- Task statement
For the records below, give the count of lines holding the word "color" and nothing more.

[Stored records]
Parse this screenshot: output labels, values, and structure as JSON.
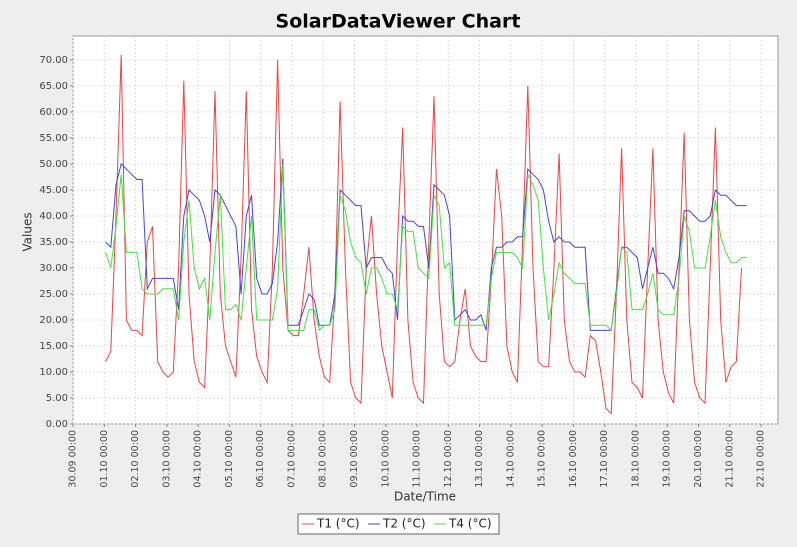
{
  "chart_data": {
    "type": "line",
    "title": "SolarDataViewer Chart",
    "x_label": "Date/Time",
    "y_label": "Values",
    "x": [
      "01.10 01:00",
      "01.10 05:00",
      "01.10 09:00",
      "01.10 13:00",
      "01.10 17:00",
      "01.10 21:00",
      "02.10 01:00",
      "02.10 05:00",
      "02.10 09:00",
      "02.10 13:00",
      "02.10 17:00",
      "02.10 21:00",
      "03.10 01:00",
      "03.10 05:00",
      "03.10 09:00",
      "03.10 13:00",
      "03.10 17:00",
      "03.10 21:00",
      "04.10 01:00",
      "04.10 05:00",
      "04.10 09:00",
      "04.10 13:00",
      "04.10 17:00",
      "04.10 21:00",
      "05.10 01:00",
      "05.10 05:00",
      "05.10 09:00",
      "05.10 13:00",
      "05.10 17:00",
      "05.10 21:00",
      "06.10 01:00",
      "06.10 05:00",
      "06.10 09:00",
      "06.10 13:00",
      "06.10 17:00",
      "06.10 21:00",
      "07.10 01:00",
      "07.10 05:00",
      "07.10 09:00",
      "07.10 13:00",
      "07.10 17:00",
      "07.10 21:00",
      "08.10 01:00",
      "08.10 05:00",
      "08.10 09:00",
      "08.10 13:00",
      "08.10 17:00",
      "08.10 21:00",
      "09.10 01:00",
      "09.10 05:00",
      "09.10 09:00",
      "09.10 13:00",
      "09.10 17:00",
      "09.10 21:00",
      "10.10 01:00",
      "10.10 05:00",
      "10.10 09:00",
      "10.10 13:00",
      "10.10 17:00",
      "10.10 21:00",
      "11.10 01:00",
      "11.10 05:00",
      "11.10 09:00",
      "11.10 13:00",
      "11.10 17:00",
      "11.10 21:00",
      "12.10 01:00",
      "12.10 05:00",
      "12.10 09:00",
      "12.10 13:00",
      "12.10 17:00",
      "12.10 21:00",
      "13.10 01:00",
      "13.10 05:00",
      "13.10 09:00",
      "13.10 13:00",
      "13.10 17:00",
      "13.10 21:00",
      "14.10 01:00",
      "14.10 05:00",
      "14.10 09:00",
      "14.10 13:00",
      "14.10 17:00",
      "14.10 21:00",
      "15.10 01:00",
      "15.10 05:00",
      "15.10 09:00",
      "15.10 13:00",
      "15.10 17:00",
      "15.10 21:00",
      "16.10 01:00",
      "16.10 05:00",
      "16.10 09:00",
      "16.10 13:00",
      "16.10 17:00",
      "16.10 21:00",
      "17.10 01:00",
      "17.10 05:00",
      "17.10 09:00",
      "17.10 13:00",
      "17.10 17:00",
      "17.10 21:00",
      "18.10 01:00",
      "18.10 05:00",
      "18.10 09:00",
      "18.10 13:00",
      "18.10 17:00",
      "18.10 21:00",
      "19.10 01:00",
      "19.10 05:00",
      "19.10 09:00",
      "19.10 13:00",
      "19.10 17:00",
      "19.10 21:00",
      "20.10 01:00",
      "20.10 05:00",
      "20.10 09:00",
      "20.10 13:00",
      "20.10 17:00",
      "20.10 21:00",
      "21.10 01:00",
      "21.10 05:00",
      "21.10 09:00",
      "21.10 13:00"
    ],
    "series": [
      {
        "name": "T1 (°C)",
        "color": "#e84545",
        "values": [
          12,
          14,
          40,
          71,
          20,
          18,
          18,
          17,
          35,
          38,
          12,
          10,
          9,
          10,
          30,
          66,
          25,
          12,
          8,
          7,
          30,
          64,
          25,
          15,
          12,
          9,
          32,
          64,
          22,
          13,
          10,
          8,
          30,
          70,
          30,
          18,
          17,
          17,
          25,
          34,
          20,
          13,
          9,
          8,
          25,
          62,
          30,
          8,
          5,
          4,
          30,
          40,
          25,
          15,
          10,
          5,
          35,
          57,
          20,
          8,
          5,
          4,
          35,
          63,
          25,
          12,
          11,
          12,
          20,
          26,
          15,
          13,
          12,
          12,
          28,
          49,
          40,
          15,
          10,
          8,
          35,
          65,
          30,
          12,
          11,
          11,
          30,
          52,
          20,
          12,
          10,
          10,
          9,
          17,
          16,
          10,
          3,
          2,
          25,
          53,
          20,
          8,
          7,
          5,
          30,
          53,
          20,
          10,
          6,
          4,
          30,
          56,
          20,
          8,
          5,
          4,
          30,
          57,
          20,
          8,
          11,
          12,
          30,
          null
        ]
      },
      {
        "name": "T2 (°C)",
        "color": "#4545d0",
        "values": [
          35,
          34,
          46,
          50,
          49,
          48,
          47,
          47,
          26,
          28,
          28,
          28,
          28,
          28,
          22,
          40,
          45,
          44,
          43,
          40,
          35,
          45,
          44,
          42,
          40,
          38,
          25,
          40,
          44,
          28,
          25,
          25,
          27,
          35,
          51,
          19,
          19,
          19,
          22,
          25,
          24,
          19,
          19,
          19,
          25,
          45,
          44,
          43,
          42,
          42,
          30,
          32,
          32,
          32,
          30,
          29,
          20,
          40,
          39,
          39,
          38,
          38,
          30,
          46,
          45,
          44,
          40,
          20,
          21,
          22,
          20,
          20,
          21,
          18,
          30,
          34,
          34,
          35,
          35,
          36,
          36,
          49,
          48,
          47,
          45,
          39,
          35,
          36,
          35,
          35,
          34,
          34,
          34,
          18,
          18,
          18,
          18,
          18,
          26,
          34,
          34,
          33,
          32,
          26,
          30,
          34,
          29,
          29,
          28,
          26,
          32,
          41,
          41,
          40,
          39,
          39,
          40,
          45,
          44,
          44,
          43,
          42,
          42,
          42
        ]
      },
      {
        "name": "T4 (°C)",
        "color": "#45e045",
        "values": [
          33,
          30,
          38,
          48,
          33,
          33,
          33,
          26,
          25,
          25,
          25,
          26,
          26,
          26,
          20,
          35,
          43,
          30,
          26,
          28,
          20,
          33,
          44,
          22,
          22,
          23,
          20,
          30,
          40,
          20,
          20,
          20,
          20,
          26,
          50,
          18,
          18,
          18,
          18,
          22,
          22,
          18,
          19,
          19,
          22,
          44,
          41,
          35,
          32,
          31,
          25,
          30,
          30,
          28,
          25,
          25,
          22,
          38,
          37,
          37,
          30,
          29,
          28,
          44,
          42,
          30,
          31,
          19,
          19,
          19,
          19,
          19,
          19,
          19,
          28,
          33,
          33,
          33,
          33,
          32,
          30,
          48,
          46,
          43,
          30,
          20,
          25,
          31,
          29,
          28,
          27,
          27,
          27,
          19,
          19,
          19,
          19,
          18,
          25,
          34,
          33,
          22,
          22,
          22,
          25,
          29,
          22,
          21,
          21,
          21,
          28,
          40,
          37,
          30,
          30,
          30,
          36,
          43,
          36,
          33,
          31,
          31,
          32,
          32
        ]
      }
    ],
    "xlim": [
      "30.09 00:00",
      "22.10 13:00"
    ],
    "xticks": [
      "30.09 00:00",
      "01.10 00:00",
      "02.10 00:00",
      "03.10 00:00",
      "04.10 00:00",
      "05.10 00:00",
      "06.10 00:00",
      "07.10 00:00",
      "08.10 00:00",
      "09.10 00:00",
      "10.10 00:00",
      "11.10 00:00",
      "12.10 00:00",
      "13.10 00:00",
      "14.10 00:00",
      "15.10 00:00",
      "16.10 00:00",
      "17.10 00:00",
      "18.10 00:00",
      "19.10 00:00",
      "20.10 00:00",
      "21.10 00:00",
      "22.10 00:00"
    ],
    "ylim": [
      0,
      74.6
    ],
    "yticks": [
      {
        "value": 0,
        "label": "0.00"
      },
      {
        "value": 5,
        "label": "5.00"
      },
      {
        "value": 10,
        "label": "10.00"
      },
      {
        "value": 15,
        "label": "15.00"
      },
      {
        "value": 20,
        "label": "20.00"
      },
      {
        "value": 25,
        "label": "25.00"
      },
      {
        "value": 30,
        "label": "30.00"
      },
      {
        "value": 35,
        "label": "35.00"
      },
      {
        "value": 40,
        "label": "40.00"
      },
      {
        "value": 45,
        "label": "45.00"
      },
      {
        "value": 50,
        "label": "50.00"
      },
      {
        "value": 55,
        "label": "55.00"
      },
      {
        "value": 60,
        "label": "60.00"
      },
      {
        "value": 65,
        "label": "65.00"
      },
      {
        "value": 70,
        "label": "70.00"
      }
    ],
    "grid": true,
    "legend": "bottom"
  }
}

- In response
3